>> begin Task inputs

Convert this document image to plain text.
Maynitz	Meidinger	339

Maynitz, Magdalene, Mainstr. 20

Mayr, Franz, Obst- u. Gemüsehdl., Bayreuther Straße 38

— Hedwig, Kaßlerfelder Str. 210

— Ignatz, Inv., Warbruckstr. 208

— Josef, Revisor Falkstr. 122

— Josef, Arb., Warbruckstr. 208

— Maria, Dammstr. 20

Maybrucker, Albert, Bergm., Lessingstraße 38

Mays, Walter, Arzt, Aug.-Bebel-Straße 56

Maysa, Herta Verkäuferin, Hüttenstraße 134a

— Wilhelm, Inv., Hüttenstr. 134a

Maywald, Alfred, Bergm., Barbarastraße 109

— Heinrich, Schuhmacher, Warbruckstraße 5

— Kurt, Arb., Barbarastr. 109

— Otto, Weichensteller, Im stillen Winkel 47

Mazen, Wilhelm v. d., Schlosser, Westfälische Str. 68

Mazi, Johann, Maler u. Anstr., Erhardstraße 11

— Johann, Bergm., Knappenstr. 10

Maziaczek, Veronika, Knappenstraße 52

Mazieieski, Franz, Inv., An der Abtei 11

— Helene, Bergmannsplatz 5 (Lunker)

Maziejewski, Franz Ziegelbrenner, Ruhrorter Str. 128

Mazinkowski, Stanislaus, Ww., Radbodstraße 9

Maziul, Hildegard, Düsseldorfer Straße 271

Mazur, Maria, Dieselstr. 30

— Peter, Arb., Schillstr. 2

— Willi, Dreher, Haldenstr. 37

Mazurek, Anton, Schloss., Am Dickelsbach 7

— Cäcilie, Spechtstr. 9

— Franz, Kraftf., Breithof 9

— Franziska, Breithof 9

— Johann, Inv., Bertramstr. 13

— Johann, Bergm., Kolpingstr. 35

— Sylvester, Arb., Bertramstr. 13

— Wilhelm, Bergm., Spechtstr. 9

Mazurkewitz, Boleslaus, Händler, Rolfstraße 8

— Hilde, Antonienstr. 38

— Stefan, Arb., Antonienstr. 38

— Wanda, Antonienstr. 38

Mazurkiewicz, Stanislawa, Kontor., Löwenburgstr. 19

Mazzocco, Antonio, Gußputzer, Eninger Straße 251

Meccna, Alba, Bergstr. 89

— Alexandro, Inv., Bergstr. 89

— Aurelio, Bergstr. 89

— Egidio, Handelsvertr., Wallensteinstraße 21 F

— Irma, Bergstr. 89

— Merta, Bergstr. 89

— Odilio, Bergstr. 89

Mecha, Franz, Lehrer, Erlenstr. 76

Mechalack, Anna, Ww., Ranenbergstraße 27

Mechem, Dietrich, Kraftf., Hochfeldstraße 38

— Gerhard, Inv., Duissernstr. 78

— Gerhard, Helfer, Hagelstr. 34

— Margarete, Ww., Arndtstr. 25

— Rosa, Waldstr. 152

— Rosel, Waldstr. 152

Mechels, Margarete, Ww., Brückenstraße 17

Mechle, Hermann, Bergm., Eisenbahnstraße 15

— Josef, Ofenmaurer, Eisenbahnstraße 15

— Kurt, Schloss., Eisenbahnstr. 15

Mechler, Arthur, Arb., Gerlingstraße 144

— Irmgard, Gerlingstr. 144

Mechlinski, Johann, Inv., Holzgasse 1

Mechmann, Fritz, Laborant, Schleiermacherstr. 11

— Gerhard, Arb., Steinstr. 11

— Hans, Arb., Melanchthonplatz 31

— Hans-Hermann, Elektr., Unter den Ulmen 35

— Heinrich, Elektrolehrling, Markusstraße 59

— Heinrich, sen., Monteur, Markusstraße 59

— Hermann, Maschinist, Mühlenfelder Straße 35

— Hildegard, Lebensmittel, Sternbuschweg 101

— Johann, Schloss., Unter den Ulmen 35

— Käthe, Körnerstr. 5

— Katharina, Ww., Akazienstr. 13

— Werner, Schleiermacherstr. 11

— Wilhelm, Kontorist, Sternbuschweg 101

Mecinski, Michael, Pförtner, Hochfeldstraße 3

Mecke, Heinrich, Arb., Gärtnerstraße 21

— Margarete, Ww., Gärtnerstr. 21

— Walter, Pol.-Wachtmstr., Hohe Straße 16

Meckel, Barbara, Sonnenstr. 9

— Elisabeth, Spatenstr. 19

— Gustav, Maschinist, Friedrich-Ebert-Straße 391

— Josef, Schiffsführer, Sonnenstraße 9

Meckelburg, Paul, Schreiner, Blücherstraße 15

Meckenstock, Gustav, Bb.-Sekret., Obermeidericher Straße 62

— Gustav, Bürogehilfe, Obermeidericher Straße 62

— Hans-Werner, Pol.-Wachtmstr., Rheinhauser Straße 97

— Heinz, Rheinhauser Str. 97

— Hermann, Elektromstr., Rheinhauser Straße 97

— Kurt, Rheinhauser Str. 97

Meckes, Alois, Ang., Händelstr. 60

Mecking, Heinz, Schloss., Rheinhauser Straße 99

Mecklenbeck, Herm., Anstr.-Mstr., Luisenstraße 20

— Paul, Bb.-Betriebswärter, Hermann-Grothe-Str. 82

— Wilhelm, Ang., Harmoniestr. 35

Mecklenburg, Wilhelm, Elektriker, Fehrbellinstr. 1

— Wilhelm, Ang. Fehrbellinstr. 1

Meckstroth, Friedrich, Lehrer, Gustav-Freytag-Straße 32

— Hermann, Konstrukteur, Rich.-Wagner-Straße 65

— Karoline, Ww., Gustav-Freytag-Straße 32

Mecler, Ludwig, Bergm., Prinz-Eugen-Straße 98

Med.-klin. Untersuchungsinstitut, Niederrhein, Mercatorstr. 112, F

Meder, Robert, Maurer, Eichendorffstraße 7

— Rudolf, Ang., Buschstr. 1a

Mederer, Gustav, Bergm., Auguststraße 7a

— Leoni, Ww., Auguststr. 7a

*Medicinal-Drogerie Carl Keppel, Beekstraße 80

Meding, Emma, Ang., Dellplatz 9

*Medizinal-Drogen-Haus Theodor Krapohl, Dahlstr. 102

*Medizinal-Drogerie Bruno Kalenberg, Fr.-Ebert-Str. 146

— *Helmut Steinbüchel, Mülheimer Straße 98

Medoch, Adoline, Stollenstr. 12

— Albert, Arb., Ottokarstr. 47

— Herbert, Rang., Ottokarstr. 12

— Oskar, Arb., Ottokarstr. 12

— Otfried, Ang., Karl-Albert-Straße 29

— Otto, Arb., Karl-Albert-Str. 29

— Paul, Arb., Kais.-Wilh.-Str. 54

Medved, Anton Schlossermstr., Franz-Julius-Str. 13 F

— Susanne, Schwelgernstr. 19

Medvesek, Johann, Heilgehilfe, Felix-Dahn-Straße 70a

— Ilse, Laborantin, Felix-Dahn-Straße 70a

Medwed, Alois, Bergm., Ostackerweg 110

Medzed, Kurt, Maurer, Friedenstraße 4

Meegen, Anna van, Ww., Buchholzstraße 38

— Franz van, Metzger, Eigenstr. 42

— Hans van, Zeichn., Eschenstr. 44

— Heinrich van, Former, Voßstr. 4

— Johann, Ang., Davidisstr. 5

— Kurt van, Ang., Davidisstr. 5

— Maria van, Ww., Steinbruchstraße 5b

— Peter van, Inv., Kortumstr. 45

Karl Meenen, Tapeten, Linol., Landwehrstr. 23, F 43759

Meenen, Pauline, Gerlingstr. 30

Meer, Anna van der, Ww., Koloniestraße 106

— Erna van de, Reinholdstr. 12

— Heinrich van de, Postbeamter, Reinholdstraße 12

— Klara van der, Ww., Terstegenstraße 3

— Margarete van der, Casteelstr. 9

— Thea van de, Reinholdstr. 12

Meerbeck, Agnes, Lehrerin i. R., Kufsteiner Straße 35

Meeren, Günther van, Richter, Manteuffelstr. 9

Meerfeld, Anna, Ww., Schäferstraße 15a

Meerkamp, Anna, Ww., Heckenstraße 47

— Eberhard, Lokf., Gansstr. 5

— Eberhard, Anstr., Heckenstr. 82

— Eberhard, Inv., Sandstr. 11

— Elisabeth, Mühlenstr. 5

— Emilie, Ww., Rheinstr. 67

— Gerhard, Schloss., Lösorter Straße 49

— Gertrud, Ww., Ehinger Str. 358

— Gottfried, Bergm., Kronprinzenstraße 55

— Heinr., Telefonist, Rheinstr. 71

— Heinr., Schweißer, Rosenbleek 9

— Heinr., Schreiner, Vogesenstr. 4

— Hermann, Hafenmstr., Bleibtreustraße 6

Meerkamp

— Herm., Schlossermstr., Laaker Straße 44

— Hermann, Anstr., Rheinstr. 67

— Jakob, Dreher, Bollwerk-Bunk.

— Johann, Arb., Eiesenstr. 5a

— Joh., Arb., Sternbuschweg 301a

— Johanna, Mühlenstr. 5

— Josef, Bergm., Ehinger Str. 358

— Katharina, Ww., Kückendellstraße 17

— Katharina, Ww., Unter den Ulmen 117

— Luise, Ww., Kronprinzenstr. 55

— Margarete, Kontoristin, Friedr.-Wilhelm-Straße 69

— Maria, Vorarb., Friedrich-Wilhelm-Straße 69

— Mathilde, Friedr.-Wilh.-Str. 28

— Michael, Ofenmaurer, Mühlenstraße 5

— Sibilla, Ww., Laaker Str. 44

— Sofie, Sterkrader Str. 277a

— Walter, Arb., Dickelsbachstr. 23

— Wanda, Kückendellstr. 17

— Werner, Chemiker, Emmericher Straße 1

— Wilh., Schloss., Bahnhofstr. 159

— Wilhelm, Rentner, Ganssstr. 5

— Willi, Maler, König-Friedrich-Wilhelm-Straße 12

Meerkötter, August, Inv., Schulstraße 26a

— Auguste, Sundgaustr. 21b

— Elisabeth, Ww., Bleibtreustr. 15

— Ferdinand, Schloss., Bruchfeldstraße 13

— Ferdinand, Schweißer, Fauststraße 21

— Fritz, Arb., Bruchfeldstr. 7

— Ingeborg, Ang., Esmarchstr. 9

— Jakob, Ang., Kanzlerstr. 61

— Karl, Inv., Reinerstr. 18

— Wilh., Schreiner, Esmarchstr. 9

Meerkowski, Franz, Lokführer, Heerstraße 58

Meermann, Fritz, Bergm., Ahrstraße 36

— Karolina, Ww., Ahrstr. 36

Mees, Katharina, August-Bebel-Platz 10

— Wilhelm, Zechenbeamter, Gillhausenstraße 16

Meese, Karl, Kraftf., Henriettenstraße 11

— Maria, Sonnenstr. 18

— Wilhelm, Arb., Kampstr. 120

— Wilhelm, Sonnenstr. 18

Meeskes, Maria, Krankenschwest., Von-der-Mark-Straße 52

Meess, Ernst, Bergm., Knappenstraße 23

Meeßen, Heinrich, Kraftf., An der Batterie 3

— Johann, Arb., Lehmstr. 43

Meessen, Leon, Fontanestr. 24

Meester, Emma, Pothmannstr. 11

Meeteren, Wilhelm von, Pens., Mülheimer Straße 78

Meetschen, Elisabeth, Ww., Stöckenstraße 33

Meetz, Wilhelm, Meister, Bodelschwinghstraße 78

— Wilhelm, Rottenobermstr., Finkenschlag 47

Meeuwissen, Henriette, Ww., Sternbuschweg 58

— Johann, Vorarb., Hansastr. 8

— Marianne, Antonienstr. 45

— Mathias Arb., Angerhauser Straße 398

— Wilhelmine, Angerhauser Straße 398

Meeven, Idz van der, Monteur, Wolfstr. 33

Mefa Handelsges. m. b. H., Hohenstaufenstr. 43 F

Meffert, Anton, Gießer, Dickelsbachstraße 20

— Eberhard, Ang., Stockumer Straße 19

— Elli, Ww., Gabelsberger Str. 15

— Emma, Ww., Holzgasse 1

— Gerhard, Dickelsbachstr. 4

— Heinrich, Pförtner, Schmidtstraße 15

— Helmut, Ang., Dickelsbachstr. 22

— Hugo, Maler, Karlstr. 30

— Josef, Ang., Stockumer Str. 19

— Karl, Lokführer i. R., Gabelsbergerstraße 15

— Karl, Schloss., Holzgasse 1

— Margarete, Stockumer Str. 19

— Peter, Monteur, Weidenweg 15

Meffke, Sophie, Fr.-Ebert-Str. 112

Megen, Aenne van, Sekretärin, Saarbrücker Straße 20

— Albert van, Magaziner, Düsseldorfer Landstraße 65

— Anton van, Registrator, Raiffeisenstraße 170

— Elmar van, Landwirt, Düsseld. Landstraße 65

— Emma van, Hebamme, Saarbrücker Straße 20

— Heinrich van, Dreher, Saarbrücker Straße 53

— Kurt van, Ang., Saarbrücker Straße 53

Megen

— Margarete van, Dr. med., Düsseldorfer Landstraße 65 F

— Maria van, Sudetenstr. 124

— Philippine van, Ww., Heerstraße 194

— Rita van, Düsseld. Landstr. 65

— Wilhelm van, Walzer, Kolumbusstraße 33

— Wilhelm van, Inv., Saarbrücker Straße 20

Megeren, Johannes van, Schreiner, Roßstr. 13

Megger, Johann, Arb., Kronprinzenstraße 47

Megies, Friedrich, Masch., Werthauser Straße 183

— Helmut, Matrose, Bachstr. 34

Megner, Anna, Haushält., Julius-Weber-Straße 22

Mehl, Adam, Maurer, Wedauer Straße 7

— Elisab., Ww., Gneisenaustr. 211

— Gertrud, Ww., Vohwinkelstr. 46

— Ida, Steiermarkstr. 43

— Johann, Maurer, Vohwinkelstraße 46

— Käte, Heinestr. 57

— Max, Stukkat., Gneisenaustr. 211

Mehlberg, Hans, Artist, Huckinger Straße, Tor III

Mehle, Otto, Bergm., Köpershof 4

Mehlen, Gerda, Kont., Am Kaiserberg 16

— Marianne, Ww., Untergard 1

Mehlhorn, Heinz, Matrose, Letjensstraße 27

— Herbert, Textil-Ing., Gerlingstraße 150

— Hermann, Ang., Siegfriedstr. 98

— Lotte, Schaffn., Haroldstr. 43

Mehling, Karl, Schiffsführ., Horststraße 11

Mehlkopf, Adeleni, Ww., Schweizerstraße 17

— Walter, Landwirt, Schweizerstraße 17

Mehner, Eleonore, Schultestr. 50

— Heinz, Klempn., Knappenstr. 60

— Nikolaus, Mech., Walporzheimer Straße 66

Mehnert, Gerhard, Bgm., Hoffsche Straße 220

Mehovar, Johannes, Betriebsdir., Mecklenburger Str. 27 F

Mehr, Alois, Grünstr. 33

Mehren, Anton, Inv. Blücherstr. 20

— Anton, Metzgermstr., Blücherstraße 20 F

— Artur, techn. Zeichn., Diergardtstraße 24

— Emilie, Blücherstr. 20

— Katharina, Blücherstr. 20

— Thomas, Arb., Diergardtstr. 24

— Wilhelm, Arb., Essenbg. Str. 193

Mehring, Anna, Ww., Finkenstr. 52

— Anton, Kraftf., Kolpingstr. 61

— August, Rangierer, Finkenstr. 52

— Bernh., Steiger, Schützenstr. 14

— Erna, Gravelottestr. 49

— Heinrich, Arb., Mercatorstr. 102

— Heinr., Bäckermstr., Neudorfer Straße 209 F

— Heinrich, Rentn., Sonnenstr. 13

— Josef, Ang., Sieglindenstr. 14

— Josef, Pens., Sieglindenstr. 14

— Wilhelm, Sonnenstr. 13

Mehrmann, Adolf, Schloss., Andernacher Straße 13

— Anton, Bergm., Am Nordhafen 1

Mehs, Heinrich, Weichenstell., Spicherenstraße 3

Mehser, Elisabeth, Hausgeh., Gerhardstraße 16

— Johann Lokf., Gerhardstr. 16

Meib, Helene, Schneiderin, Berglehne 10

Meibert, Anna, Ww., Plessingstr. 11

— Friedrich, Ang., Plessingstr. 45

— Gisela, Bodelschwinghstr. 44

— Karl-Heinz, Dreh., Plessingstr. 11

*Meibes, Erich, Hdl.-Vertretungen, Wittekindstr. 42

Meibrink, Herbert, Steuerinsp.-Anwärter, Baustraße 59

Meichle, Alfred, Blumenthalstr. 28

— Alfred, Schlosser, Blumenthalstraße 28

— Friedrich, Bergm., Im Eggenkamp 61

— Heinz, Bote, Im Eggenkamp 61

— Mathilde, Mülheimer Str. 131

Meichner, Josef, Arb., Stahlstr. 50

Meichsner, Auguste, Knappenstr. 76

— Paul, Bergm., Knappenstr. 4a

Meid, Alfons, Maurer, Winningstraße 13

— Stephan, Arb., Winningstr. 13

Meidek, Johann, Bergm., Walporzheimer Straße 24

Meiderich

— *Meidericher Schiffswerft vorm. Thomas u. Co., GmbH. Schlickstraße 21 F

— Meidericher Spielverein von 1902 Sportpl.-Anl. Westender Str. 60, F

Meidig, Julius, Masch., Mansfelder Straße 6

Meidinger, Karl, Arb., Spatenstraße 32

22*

>> end Task inputs

Set problem: Where a line holds "Drogerie", copy that line.

Exercise result:
*Medicinal-Drogerie Carl Keppel, Beekstraße 80
*Medizinal-Drogerie Bruno Kalenberg, Fr.-Ebert-Str. 146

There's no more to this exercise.